PROBLEM STATEMENT » Write out each line of the material again, word for word.

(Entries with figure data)
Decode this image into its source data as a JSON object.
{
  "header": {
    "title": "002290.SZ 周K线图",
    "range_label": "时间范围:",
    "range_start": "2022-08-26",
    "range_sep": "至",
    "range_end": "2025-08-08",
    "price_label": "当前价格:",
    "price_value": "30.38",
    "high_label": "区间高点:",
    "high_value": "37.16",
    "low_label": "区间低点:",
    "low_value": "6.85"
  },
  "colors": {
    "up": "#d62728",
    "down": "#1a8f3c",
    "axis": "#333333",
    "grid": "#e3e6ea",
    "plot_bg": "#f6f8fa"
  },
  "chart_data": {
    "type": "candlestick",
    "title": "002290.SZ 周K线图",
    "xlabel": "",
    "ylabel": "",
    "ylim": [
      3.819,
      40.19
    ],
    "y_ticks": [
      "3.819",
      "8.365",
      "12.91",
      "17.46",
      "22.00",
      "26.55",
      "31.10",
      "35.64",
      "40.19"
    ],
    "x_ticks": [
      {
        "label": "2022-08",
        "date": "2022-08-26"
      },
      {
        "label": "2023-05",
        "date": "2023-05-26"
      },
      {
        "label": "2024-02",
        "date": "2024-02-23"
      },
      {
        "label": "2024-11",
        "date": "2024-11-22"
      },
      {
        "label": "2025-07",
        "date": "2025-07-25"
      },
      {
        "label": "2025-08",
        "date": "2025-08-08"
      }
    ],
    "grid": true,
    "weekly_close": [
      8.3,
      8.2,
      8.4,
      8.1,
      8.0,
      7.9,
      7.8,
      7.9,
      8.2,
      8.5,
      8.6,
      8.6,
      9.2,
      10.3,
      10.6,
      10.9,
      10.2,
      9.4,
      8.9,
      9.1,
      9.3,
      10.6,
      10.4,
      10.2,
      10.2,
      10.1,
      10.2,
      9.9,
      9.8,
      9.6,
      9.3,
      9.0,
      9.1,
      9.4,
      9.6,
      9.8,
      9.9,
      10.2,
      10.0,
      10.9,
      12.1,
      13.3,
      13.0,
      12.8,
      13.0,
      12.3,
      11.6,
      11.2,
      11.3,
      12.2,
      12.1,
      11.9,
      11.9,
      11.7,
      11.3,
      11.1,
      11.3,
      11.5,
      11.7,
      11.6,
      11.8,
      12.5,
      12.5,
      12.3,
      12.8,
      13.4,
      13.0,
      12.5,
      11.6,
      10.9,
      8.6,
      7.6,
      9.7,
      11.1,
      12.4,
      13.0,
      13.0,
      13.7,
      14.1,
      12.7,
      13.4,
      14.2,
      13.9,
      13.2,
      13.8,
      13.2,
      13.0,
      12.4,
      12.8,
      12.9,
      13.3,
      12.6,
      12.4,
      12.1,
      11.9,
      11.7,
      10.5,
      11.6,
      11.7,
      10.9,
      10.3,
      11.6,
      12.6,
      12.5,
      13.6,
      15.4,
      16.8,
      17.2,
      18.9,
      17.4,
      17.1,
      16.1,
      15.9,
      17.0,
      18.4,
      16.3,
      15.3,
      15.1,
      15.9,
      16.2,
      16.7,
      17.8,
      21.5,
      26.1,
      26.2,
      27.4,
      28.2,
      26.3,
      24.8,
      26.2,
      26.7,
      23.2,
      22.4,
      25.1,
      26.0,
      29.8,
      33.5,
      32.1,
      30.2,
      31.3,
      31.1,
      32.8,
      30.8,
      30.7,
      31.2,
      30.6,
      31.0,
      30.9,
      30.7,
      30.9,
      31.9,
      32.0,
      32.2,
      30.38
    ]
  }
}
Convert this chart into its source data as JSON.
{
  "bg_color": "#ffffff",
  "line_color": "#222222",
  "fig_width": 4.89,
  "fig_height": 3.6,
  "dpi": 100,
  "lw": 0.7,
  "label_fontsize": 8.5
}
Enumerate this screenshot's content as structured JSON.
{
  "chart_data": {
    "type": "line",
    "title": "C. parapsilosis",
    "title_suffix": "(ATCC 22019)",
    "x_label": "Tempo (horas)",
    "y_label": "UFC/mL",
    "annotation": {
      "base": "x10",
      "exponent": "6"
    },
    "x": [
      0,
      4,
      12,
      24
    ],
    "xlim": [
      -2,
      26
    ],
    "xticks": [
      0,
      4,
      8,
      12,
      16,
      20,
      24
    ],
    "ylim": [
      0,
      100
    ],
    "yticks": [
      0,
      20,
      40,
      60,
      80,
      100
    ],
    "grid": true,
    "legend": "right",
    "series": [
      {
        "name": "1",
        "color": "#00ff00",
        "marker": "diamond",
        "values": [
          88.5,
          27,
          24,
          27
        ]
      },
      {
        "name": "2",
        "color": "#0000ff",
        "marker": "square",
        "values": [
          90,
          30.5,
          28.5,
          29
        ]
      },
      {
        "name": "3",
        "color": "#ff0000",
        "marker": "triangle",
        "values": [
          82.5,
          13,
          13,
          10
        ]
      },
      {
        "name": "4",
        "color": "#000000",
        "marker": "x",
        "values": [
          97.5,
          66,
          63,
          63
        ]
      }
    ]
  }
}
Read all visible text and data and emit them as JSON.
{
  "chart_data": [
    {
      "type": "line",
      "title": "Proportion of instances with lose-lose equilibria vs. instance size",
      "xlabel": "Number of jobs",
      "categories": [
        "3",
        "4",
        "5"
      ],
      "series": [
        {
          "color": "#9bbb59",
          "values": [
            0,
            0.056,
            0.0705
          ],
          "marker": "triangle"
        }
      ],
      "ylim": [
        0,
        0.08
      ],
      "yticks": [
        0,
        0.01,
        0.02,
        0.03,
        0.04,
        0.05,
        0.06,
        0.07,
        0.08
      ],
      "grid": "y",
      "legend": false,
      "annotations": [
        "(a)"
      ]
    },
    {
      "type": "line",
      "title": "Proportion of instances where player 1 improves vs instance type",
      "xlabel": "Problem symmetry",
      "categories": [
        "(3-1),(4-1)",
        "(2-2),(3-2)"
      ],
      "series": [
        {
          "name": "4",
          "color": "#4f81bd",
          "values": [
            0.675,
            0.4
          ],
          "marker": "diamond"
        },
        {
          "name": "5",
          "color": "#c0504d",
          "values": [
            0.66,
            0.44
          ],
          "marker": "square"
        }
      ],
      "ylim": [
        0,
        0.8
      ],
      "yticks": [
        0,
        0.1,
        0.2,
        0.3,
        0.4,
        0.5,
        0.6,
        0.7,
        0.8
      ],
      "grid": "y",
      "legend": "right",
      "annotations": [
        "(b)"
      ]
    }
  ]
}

CORRECT OUTPUT »
Decode this image into its source data as a JSON object.
{
  "header": {
    "title": "002290.SZ 周K线图",
    "range_label": "时间范围:",
    "range_start": "2022-08-26",
    "range_sep": "至",
    "range_end": "2025-08-08",
    "price_label": "当前价格:",
    "price_value": "30.38",
    "high_label": "区间高点:",
    "high_value": "37.16",
    "low_label": "区间低点:",
    "low_value": "6.85"
  },
  "colors": {
    "up": "#d62728",
    "down": "#1a8f3c",
    "axis": "#333333",
    "grid": "#e3e6ea",
    "plot_bg": "#f6f8fa"
  },
  "chart_data": {
    "type": "candlestick",
    "title": "002290.SZ 周K线图",
    "xlabel": "",
    "ylabel": "",
    "ylim": [
      3.819,
      40.19
    ],
    "y_ticks": [
      "3.819",
      "8.365",
      "12.91",
      "17.46",
      "22.00",
      "26.55",
      "31.10",
      "35.64",
      "40.19"
    ],
    "x_ticks": [
      {
        "label": "2022-08",
        "date": "2022-08-26"
      },
      {
        "label": "2023-05",
        "date": "2023-05-26"
      },
      {
        "label": "2024-02",
        "date": "2024-02-23"
      },
      {
        "label": "2024-11",
        "date": "2024-11-22"
      },
      {
        "label": "2025-07",
        "date": "2025-07-25"
      },
      {
        "label": "2025-08",
        "date": "2025-08-08"
      }
    ],
    "grid": true,
    "weekly_close": [
      8.3,
      8.2,
      8.4,
      8.1,
      8.0,
      7.9,
      7.8,
      7.9,
      8.2,
      8.5,
      8.6,
      8.6,
      9.2,
      10.3,
      10.6,
      10.9,
      10.2,
      9.4,
      8.9,
      9.1,
      9.3,
      10.6,
      10.4,
      10.2,
      10.2,
      10.1,
      10.2,
      9.9,
      9.8,
      9.6,
      9.3,
      9.0,
      9.1,
      9.4,
      9.6,
      9.8,
      9.9,
      10.2,
      10.0,
      10.9,
      12.1,
      13.3,
      13.0,
      12.8,
      13.0,
      12.3,
      11.6,
      11.2,
      11.3,
      12.2,
      12.1,
      11.9,
      11.9,
      11.7,
      11.3,
      11.1,
      11.3,
      11.5,
      11.7,
      11.6,
      11.8,
      12.5,
      12.5,
      12.3,
      12.8,
      13.4,
      13.0,
      12.5,
      11.6,
      10.9,
      8.6,
      7.6,
      9.7,
      11.1,
      12.4,
      13.0,
      13.0,
      13.7,
      14.1,
      12.7,
      13.4,
      14.2,
      13.9,
      13.2,
      13.8,
      13.2,
      13.0,
      12.4,
      12.8,
      12.9,
      13.3,
      12.6,
      12.4,
      12.1,
      11.9,
      11.7,
      10.5,
      11.6,
      11.7,
      10.9,
      10.3,
      11.6,
      12.6,
      12.5,
      13.6,
      15.4,
      16.8,
      17.2,
      18.9,
      17.4,
      17.1,
      16.1,
      15.9,
      17.0,
      18.4,
      16.3,
      15.3,
      15.1,
      15.9,
      16.2,
      16.7,
      17.8,
      21.5,
      26.1,
      26.2,
      27.4,
      28.2,
      26.3,
      24.8,
      26.2,
      26.7,
      23.2,
      22.4,
      25.1,
      26.0,
      29.8,
      33.5,
      32.1,
      30.2,
      31.3,
      31.1,
      32.8,
      30.8,
      30.7,
      31.2,
      30.6,
      31.0,
      30.9,
      30.7,
      30.9,
      31.9,
      32.0,
      32.2,
      30.38
    ]
  }
}
Convert this chart into its source data as JSON.
{
  "bg_color": "#ffffff",
  "line_color": "#222222",
  "fig_width": 4.89,
  "fig_height": 3.6,
  "dpi": 100,
  "lw": 0.7,
  "label_fontsize": 8.5
}
Enumerate this screenshot's content as structured JSON.
{
  "chart_data": {
    "type": "line",
    "title": "C. parapsilosis",
    "title_suffix": "(ATCC 22019)",
    "x_label": "Tempo (horas)",
    "y_label": "UFC/mL",
    "annotation": {
      "base": "x10",
      "exponent": "6"
    },
    "x": [
      0,
      4,
      12,
      24
    ],
    "xlim": [
      -2,
      26
    ],
    "xticks": [
      0,
      4,
      8,
      12,
      16,
      20,
      24
    ],
    "ylim": [
      0,
      100
    ],
    "yticks": [
      0,
      20,
      40,
      60,
      80,
      100
    ],
    "grid": true,
    "legend": "right",
    "series": [
      {
        "name": "1",
        "color": "#00ff00",
        "marker": "diamond",
        "values": [
          88.5,
          27,
          24,
          27
        ]
      },
      {
        "name": "2",
        "color": "#0000ff",
        "marker": "square",
        "values": [
          90,
          30.5,
          28.5,
          29
        ]
      },
      {
        "name": "3",
        "color": "#ff0000",
        "marker": "triangle",
        "values": [
          82.5,
          13,
          13,
          10
        ]
      },
      {
        "name": "4",
        "color": "#000000",
        "marker": "x",
        "values": [
          97.5,
          66,
          63,
          63
        ]
      }
    ]
  }
}
Read all visible text and data and emit them as JSON.
{
  "chart_data": [
    {
      "type": "line",
      "title": "Proportion of instances with lose-lose equilibria vs. instance size",
      "xlabel": "Number of jobs",
      "categories": [
        "3",
        "4",
        "5"
      ],
      "series": [
        {
          "color": "#9bbb59",
          "values": [
            0,
            0.056,
            0.0705
          ],
          "marker": "triangle"
        }
      ],
      "ylim": [
        0,
        0.08
      ],
      "yticks": [
        0,
        0.01,
        0.02,
        0.03,
        0.04,
        0.05,
        0.06,
        0.07,
        0.08
      ],
      "grid": "y",
      "legend": false,
      "annotations": [
        "(a)"
      ]
    },
    {
      "type": "line",
      "title": "Proportion of instances where player 1 improves vs instance type",
      "xlabel": "Problem symmetry",
      "categories": [
        "(3-1),(4-1)",
        "(2-2),(3-2)"
      ],
      "series": [
        {
          "name": "4",
          "color": "#4f81bd",
          "values": [
            0.675,
            0.4
          ],
          "marker": "diamond"
        },
        {
          "name": "5",
          "color": "#c0504d",
          "values": [
            0.66,
            0.44
          ],
          "marker": "square"
        }
      ],
      "ylim": [
        0,
        0.8
      ],
      "yticks": [
        0,
        0.1,
        0.2,
        0.3,
        0.4,
        0.5,
        0.6,
        0.7,
        0.8
      ],
      "grid": "y",
      "legend": "right",
      "annotations": [
        "(b)"
      ]
    }
  ]
}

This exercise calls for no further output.